Challenge =
Which lines below hold the word "scenario"? Copy all of them.

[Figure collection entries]
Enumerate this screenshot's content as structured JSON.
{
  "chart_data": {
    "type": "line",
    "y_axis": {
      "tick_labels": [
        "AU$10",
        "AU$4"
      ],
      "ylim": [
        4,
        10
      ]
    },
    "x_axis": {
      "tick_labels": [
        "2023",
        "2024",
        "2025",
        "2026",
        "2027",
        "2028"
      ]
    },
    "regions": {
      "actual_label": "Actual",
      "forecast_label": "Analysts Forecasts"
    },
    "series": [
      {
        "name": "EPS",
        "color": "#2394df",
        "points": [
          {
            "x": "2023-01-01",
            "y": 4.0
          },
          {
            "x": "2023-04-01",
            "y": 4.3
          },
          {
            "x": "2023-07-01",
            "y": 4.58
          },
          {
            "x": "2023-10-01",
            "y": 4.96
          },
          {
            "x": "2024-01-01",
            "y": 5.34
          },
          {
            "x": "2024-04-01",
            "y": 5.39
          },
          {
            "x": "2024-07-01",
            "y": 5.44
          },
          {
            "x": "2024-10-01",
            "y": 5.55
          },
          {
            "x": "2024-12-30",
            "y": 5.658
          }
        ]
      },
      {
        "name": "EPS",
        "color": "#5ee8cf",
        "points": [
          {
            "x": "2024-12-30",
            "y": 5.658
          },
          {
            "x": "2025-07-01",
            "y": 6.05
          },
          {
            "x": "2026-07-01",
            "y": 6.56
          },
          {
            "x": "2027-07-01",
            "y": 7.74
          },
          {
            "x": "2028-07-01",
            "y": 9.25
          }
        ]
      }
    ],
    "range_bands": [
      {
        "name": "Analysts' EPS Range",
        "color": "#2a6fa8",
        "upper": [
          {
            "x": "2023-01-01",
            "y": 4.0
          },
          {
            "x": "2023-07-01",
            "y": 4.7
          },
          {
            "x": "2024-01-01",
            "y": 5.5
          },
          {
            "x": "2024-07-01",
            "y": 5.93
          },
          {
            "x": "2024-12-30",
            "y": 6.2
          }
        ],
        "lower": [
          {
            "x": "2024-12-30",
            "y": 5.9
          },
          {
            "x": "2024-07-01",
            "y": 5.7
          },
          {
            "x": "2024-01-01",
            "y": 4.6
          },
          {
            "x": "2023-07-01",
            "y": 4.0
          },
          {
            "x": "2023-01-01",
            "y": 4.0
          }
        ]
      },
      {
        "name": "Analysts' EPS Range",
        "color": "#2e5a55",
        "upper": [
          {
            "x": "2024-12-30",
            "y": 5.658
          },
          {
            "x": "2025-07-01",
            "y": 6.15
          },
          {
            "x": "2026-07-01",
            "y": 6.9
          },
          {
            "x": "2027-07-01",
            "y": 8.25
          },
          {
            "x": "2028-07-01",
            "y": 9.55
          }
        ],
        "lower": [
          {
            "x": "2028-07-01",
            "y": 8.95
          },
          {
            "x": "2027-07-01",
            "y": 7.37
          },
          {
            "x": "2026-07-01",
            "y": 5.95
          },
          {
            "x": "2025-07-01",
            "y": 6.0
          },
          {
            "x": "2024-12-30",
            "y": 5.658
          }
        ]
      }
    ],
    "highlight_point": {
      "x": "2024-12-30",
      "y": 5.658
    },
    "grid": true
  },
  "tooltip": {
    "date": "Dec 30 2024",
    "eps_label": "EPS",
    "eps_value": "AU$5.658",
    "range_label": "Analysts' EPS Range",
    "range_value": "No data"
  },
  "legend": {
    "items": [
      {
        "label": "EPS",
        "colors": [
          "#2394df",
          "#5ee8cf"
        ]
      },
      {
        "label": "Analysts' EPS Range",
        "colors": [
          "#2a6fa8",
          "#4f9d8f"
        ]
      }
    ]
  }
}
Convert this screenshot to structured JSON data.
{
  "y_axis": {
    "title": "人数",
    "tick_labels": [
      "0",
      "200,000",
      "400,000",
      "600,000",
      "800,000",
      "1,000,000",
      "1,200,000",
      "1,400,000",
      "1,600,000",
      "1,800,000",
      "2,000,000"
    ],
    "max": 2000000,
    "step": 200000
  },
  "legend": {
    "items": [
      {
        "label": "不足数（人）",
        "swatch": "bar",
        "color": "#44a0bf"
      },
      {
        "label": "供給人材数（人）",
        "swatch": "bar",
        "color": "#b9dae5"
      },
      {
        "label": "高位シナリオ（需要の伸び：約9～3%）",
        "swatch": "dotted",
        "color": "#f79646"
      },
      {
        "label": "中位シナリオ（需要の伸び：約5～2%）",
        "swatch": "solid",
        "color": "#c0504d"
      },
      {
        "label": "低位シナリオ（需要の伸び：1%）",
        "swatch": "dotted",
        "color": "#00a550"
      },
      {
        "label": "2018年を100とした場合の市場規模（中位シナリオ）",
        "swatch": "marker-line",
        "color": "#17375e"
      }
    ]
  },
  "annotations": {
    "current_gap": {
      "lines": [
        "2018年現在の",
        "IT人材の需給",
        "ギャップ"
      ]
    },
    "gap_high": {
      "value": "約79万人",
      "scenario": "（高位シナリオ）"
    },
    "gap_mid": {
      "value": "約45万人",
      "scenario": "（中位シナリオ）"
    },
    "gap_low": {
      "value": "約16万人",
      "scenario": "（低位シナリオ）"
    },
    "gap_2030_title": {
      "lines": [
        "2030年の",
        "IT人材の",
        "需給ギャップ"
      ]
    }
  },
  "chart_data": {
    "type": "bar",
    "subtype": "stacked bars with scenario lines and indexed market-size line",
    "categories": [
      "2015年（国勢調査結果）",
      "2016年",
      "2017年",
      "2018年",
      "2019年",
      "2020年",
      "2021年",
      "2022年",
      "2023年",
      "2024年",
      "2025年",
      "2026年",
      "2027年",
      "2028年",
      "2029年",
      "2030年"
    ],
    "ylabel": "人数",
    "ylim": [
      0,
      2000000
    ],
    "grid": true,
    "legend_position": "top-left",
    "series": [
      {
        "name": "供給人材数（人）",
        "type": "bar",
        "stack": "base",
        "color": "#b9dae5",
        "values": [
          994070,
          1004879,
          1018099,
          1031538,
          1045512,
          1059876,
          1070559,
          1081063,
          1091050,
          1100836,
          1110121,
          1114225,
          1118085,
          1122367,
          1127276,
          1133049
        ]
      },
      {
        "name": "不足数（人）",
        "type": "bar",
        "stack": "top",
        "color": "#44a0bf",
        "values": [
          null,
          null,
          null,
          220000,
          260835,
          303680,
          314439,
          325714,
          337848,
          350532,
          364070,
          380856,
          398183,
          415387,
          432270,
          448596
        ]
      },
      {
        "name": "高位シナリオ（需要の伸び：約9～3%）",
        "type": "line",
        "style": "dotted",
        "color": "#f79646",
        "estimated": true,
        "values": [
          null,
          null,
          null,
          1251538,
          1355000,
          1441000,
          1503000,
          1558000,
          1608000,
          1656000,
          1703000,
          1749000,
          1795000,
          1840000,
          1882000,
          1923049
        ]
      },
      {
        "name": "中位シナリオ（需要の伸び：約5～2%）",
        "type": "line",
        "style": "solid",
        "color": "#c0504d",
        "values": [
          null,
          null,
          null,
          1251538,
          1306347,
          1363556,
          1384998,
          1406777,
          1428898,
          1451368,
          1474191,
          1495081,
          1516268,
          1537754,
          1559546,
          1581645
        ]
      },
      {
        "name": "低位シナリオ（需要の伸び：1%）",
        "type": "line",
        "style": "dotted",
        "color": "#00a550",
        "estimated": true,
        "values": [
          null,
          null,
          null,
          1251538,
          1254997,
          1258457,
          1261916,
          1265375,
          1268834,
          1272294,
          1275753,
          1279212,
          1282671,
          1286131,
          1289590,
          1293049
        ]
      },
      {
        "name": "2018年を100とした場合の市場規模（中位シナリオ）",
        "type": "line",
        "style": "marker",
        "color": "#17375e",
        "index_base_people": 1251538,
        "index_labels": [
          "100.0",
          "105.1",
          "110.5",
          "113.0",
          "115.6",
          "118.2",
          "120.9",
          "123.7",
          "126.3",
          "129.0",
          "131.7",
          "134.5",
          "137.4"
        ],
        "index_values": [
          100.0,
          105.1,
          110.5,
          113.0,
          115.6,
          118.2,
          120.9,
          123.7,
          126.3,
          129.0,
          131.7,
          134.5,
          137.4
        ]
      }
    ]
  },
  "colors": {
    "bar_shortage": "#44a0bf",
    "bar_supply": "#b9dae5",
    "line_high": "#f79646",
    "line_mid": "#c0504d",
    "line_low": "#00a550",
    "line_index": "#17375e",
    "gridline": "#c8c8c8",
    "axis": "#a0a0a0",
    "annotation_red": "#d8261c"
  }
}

Written solution =
      "scenario": "（高位シナリオ）"
      "scenario": "（中位シナリオ）"
      "scenario": "（低位シナリオ）"
    "subtype": "stacked bars with scenario lines and indexed market-size line",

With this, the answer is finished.